## Written task
Repeat every record below exactly as written.
● ● ● ● ●
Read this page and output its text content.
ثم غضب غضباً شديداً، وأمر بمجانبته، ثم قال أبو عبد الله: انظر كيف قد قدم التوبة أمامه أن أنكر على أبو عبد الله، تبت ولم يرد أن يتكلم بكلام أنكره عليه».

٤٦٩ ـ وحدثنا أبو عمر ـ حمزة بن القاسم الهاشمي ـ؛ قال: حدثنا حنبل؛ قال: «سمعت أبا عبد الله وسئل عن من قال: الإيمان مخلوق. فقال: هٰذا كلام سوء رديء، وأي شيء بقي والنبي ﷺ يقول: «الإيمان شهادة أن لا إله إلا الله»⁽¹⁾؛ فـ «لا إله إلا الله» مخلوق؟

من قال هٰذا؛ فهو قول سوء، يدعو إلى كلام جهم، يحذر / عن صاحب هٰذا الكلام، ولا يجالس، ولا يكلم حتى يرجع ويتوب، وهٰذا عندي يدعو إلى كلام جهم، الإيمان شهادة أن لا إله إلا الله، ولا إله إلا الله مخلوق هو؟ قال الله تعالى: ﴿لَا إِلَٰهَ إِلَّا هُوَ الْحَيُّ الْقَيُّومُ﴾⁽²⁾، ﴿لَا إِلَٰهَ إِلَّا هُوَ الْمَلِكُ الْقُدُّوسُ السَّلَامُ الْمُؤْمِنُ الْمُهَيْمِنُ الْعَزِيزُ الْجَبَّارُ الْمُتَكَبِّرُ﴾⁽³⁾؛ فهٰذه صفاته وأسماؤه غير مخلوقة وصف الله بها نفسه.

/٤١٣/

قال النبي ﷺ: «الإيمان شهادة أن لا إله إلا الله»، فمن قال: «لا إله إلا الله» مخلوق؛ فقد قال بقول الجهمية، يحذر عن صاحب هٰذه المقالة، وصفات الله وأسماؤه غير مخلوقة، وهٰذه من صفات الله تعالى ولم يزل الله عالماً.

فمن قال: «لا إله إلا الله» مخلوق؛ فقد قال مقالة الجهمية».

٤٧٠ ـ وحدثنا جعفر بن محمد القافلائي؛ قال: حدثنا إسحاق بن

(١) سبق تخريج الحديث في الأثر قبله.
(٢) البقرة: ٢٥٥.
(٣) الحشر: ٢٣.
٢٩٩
● ● ● ● ●
## Solution to the exercise
Read this page and output its text content.
ثم غضب غضباً شديداً، وأمر بمجانبته، ثم قال أبو عبد الله: انظر كيف قد قدم التوبة أمامه أن أنكر على أبو عبد الله، تبت ولم يرد أن يتكلم بكلام أنكره عليه».

٤٦٩ ـ وحدثنا أبو عمر ـ حمزة بن القاسم الهاشمي ـ؛ قال: حدثنا حنبل؛ قال: «سمعت أبا عبد الله وسئل عن من قال: الإيمان مخلوق. فقال: هٰذا كلام سوء رديء، وأي شيء بقي والنبي ﷺ يقول: «الإيمان شهادة أن لا إله إلا الله»⁽¹⁾؛ فـ «لا إله إلا الله» مخلوق؟

من قال هٰذا؛ فهو قول سوء، يدعو إلى كلام جهم، يحذر / عن صاحب هٰذا الكلام، ولا يجالس، ولا يكلم حتى يرجع ويتوب، وهٰذا عندي يدعو إلى كلام جهم، الإيمان شهادة أن لا إله إلا الله، ولا إله إلا الله مخلوق هو؟ قال الله تعالى: ﴿لَا إِلَٰهَ إِلَّا هُوَ الْحَيُّ الْقَيُّومُ﴾⁽²⁾، ﴿لَا إِلَٰهَ إِلَّا هُوَ الْمَلِكُ الْقُدُّوسُ السَّلَامُ الْمُؤْمِنُ الْمُهَيْمِنُ الْعَزِيزُ الْجَبَّارُ الْمُتَكَبِّرُ﴾⁽³⁾؛ فهٰذه صفاته وأسماؤه غير مخلوقة وصف الله بها نفسه.

/٤١٣/

قال النبي ﷺ: «الإيمان شهادة أن لا إله إلا الله»، فمن قال: «لا إله إلا الله» مخلوق؛ فقد قال بقول الجهمية، يحذر عن صاحب هٰذه المقالة، وصفات الله وأسماؤه غير مخلوقة، وهٰذه من صفات الله تعالى ولم يزل الله عالماً.

فمن قال: «لا إله إلا الله» مخلوق؛ فقد قال مقالة الجهمية».

٤٧٠ ـ وحدثنا جعفر بن محمد القافلائي؛ قال: حدثنا إسحاق بن

(١) سبق تخريج الحديث في الأثر قبله.
(٢) البقرة: ٢٥٥.
(٣) الحشر: ٢٣.
٢٩٩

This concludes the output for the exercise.